Do this
From the post on list and scalar context, list the reasons the writer gives for thinking the right side of the assignment is a list.

Text section
==============================

It would appear that I'm incorrect in asserting that the thing on the right side of an equation that looks like this:

$a = (1, 2, 3, 4);

could be construed as being a list. And even more incorrect in saying that it is in scalar context.

While I don't understand how it isn't a list (it's contained in (), it has commas, and it represents multiple values), I do understand that whatever term we can use to describe the Rvalue entity, we cannot say that it is a list in scalar context. This, to my understanding after reading merlyn's discussion threads is because a list is a list is a list, and scalars are scalars are scalars. The only possibly accurate description for the above code example, that I can come up with having read merlyn's words, are that it is the list is passing its rightmost element through the assignment operator ( = ) which is, itself, in scalar context. The entity on the right still looks like a list to me, but it is apparently accurate to assert that the comma operator knows whether the items it is affecting are being passed to a scalar or to an array. My prior supposition was that the assignment operator ( = ) was the one who understood things like context.

==============================

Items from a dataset
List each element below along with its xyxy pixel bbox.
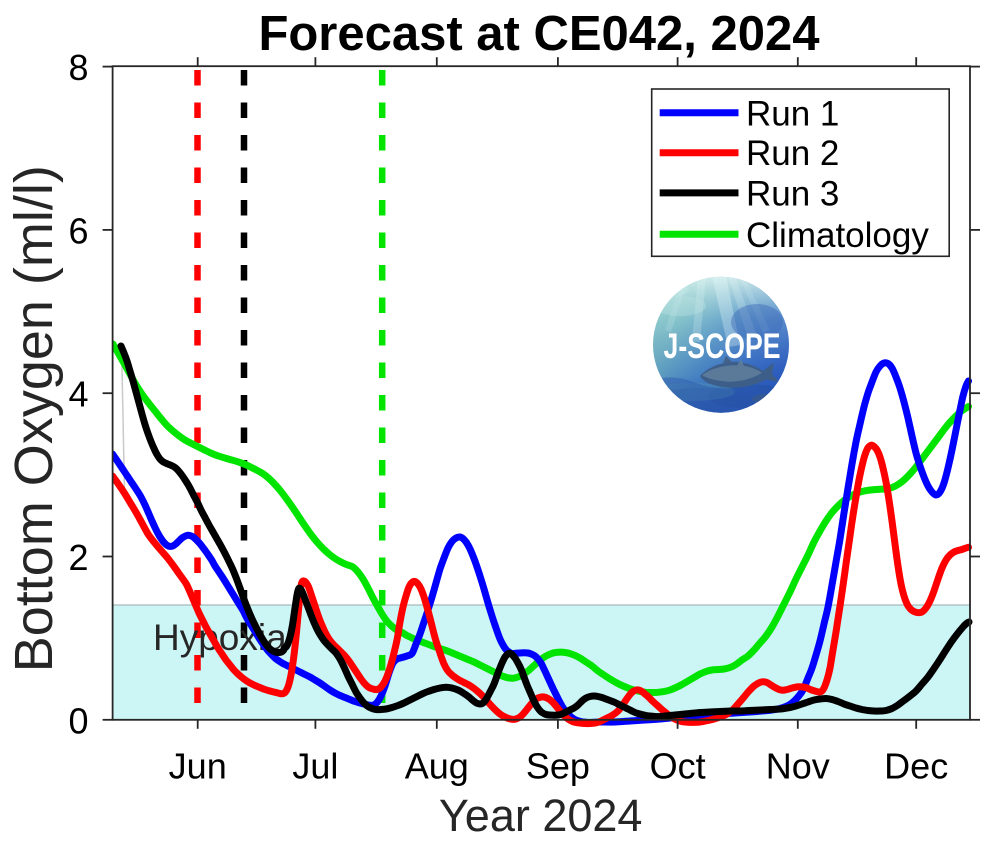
svg-text:6: 6	[68, 210, 88, 251]
svg-text:2: 2	[68, 537, 88, 578]
svg-text:0: 0	[68, 700, 88, 741]
svg-text:Oct: Oct	[650, 746, 706, 787]
svg-text:Dec: Dec	[884, 746, 948, 787]
svg-text:8: 8	[68, 47, 88, 88]
svg-text:J-SCOPE: J-SCOPE	[664, 327, 781, 366]
svg-text:Run 1: Run 1	[746, 94, 839, 133]
svg-text:Aug: Aug	[405, 746, 469, 787]
svg-text:Jun: Jun	[169, 746, 227, 787]
svg-text:Year 2024: Year 2024	[439, 790, 643, 841]
svg-text:Nov: Nov	[766, 746, 830, 787]
svg-text:Run 2: Run 2	[746, 134, 839, 173]
svg-text:4: 4	[68, 374, 88, 415]
svg-text:Sep: Sep	[526, 746, 590, 787]
svg-text:Forecast at CE042, 2024: Forecast at CE042, 2024	[258, 7, 819, 61]
svg-text:Run 3: Run 3	[746, 174, 839, 213]
svg-text:Climatology: Climatology	[746, 216, 929, 255]
svg-text:Jul: Jul	[292, 746, 338, 787]
svg-text:Bottom Oxygen (ml/l): Bottom Oxygen (ml/l)	[4, 165, 64, 672]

==============================

Reply
- It's contained in ().
- It has commas.
- It represents multiple values.